■ **STATED TASK**
All of the material below is to be returned exactly.

■ **EXERCISE MATERIAL**
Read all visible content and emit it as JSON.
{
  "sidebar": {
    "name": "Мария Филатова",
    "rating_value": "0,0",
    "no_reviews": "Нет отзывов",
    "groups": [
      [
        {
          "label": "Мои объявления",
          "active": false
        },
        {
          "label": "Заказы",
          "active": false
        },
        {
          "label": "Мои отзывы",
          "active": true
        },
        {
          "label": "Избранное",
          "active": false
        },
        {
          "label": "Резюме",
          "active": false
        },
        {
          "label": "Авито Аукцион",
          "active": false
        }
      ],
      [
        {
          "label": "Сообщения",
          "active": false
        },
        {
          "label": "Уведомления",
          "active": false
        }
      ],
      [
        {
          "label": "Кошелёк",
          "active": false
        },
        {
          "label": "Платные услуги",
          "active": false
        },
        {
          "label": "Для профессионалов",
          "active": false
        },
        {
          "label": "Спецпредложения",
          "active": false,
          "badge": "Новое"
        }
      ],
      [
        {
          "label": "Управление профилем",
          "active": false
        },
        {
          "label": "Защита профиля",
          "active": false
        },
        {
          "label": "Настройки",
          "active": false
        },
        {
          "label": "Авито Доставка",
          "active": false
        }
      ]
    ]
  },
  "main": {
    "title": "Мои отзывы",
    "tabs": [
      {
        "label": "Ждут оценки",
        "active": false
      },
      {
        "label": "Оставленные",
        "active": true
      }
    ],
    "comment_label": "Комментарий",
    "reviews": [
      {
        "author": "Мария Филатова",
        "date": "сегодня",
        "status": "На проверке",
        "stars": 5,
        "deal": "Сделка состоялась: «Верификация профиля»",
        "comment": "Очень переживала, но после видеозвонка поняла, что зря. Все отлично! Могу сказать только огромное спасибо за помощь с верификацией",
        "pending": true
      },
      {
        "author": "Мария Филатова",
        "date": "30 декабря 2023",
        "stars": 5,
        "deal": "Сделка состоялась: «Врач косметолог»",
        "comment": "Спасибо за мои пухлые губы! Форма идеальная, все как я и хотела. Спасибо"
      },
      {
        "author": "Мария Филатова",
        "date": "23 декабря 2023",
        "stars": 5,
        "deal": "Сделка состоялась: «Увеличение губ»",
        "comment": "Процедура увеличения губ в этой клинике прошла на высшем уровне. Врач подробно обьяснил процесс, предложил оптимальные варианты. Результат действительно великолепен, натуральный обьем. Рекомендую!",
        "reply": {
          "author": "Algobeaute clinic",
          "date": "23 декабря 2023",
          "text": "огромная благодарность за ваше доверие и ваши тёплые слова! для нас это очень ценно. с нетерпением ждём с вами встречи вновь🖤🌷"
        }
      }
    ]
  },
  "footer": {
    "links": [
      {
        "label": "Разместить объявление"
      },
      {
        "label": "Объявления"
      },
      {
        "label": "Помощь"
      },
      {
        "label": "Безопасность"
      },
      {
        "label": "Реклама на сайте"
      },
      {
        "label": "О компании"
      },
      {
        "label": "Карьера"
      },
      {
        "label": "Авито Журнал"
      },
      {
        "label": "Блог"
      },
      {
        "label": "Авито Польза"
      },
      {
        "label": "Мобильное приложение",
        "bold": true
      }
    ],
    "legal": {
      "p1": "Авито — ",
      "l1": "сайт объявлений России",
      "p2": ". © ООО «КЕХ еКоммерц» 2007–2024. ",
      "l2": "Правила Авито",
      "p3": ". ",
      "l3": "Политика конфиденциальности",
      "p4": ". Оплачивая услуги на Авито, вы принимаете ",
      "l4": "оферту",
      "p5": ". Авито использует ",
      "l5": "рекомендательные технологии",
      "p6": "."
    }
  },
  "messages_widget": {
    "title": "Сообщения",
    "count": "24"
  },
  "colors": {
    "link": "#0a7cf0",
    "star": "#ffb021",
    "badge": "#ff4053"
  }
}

■ **RESULT OF THIS TASK**
Read all visible content and emit it as JSON.
{
  "sidebar": {
    "name": "Мария Филатова",
    "rating_value": "0,0",
    "no_reviews": "Нет отзывов",
    "groups": [
      [
        {
          "label": "Мои объявления",
          "active": false
        },
        {
          "label": "Заказы",
          "active": false
        },
        {
          "label": "Мои отзывы",
          "active": true
        },
        {
          "label": "Избранное",
          "active": false
        },
        {
          "label": "Резюме",
          "active": false
        },
        {
          "label": "Авито Аукцион",
          "active": false
        }
      ],
      [
        {
          "label": "Сообщения",
          "active": false
        },
        {
          "label": "Уведомления",
          "active": false
        }
      ],
      [
        {
          "label": "Кошелёк",
          "active": false
        },
        {
          "label": "Платные услуги",
          "active": false
        },
        {
          "label": "Для профессионалов",
          "active": false
        },
        {
          "label": "Спецпредложения",
          "active": false,
          "badge": "Новое"
        }
      ],
      [
        {
          "label": "Управление профилем",
          "active": false
        },
        {
          "label": "Защита профиля",
          "active": false
        },
        {
          "label": "Настройки",
          "active": false
        },
        {
          "label": "Авито Доставка",
          "active": false
        }
      ]
    ]
  },
  "main": {
    "title": "Мои отзывы",
    "tabs": [
      {
        "label": "Ждут оценки",
        "active": false
      },
      {
        "label": "Оставленные",
        "active": true
      }
    ],
    "comment_label": "Комментарий",
    "reviews": [
      {
        "author": "Мария Филатова",
        "date": "сегодня",
        "status": "На проверке",
        "stars": 5,
        "deal": "Сделка состоялась: «Верификация профиля»",
        "comment": "Очень переживала, но после видеозвонка поняла, что зря. Все отлично! Могу сказать только огромное спасибо за помощь с верификацией",
        "pending": true
      },
      {
        "author": "Мария Филатова",
        "date": "30 декабря 2023",
        "stars": 5,
        "deal": "Сделка состоялась: «Врач косметолог»",
        "comment": "Спасибо за мои пухлые губы! Форма идеальная, все как я и хотела. Спасибо"
      },
      {
        "author": "Мария Филатова",
        "date": "23 декабря 2023",
        "stars": 5,
        "deal": "Сделка состоялась: «Увеличение губ»",
        "comment": "Процедура увеличения губ в этой клинике прошла на высшем уровне. Врач подробно обьяснил процесс, предложил оптимальные варианты. Результат действительно великолепен, натуральный обьем. Рекомендую!",
        "reply": {
          "author": "Algobeaute clinic",
          "date": "23 декабря 2023",
          "text": "огромная благодарность за ваше доверие и ваши тёплые слова! для нас это очень ценно. с нетерпением ждём с вами встречи вновь🖤🌷"
        }
      }
    ]
  },
  "footer": {
    "links": [
      {
        "label": "Разместить объявление"
      },
      {
        "label": "Объявления"
      },
      {
        "label": "Помощь"
      },
      {
        "label": "Безопасность"
      },
      {
        "label": "Реклама на сайте"
      },
      {
        "label": "О компании"
      },
      {
        "label": "Карьера"
      },
      {
        "label": "Авито Журнал"
      },
      {
        "label": "Блог"
      },
      {
        "label": "Авито Польза"
      },
      {
        "label": "Мобильное приложение",
        "bold": true
      }
    ],
    "legal": {
      "p1": "Авито — ",
      "l1": "сайт объявлений России",
      "p2": ". © ООО «КЕХ еКоммерц» 2007–2024. ",
      "l2": "Правила Авито",
      "p3": ". ",
      "l3": "Политика конфиденциальности",
      "p4": ". Оплачивая услуги на Авито, вы принимаете ",
      "l4": "оферту",
      "p5": ". Авито использует ",
      "l5": "рекомендательные технологии",
      "p6": "."
    }
  },
  "messages_widget": {
    "title": "Сообщения",
    "count": "24"
  },
  "colors": {
    "link": "#0a7cf0",
    "star": "#ffb021",
    "badge": "#ff4053"
  }
}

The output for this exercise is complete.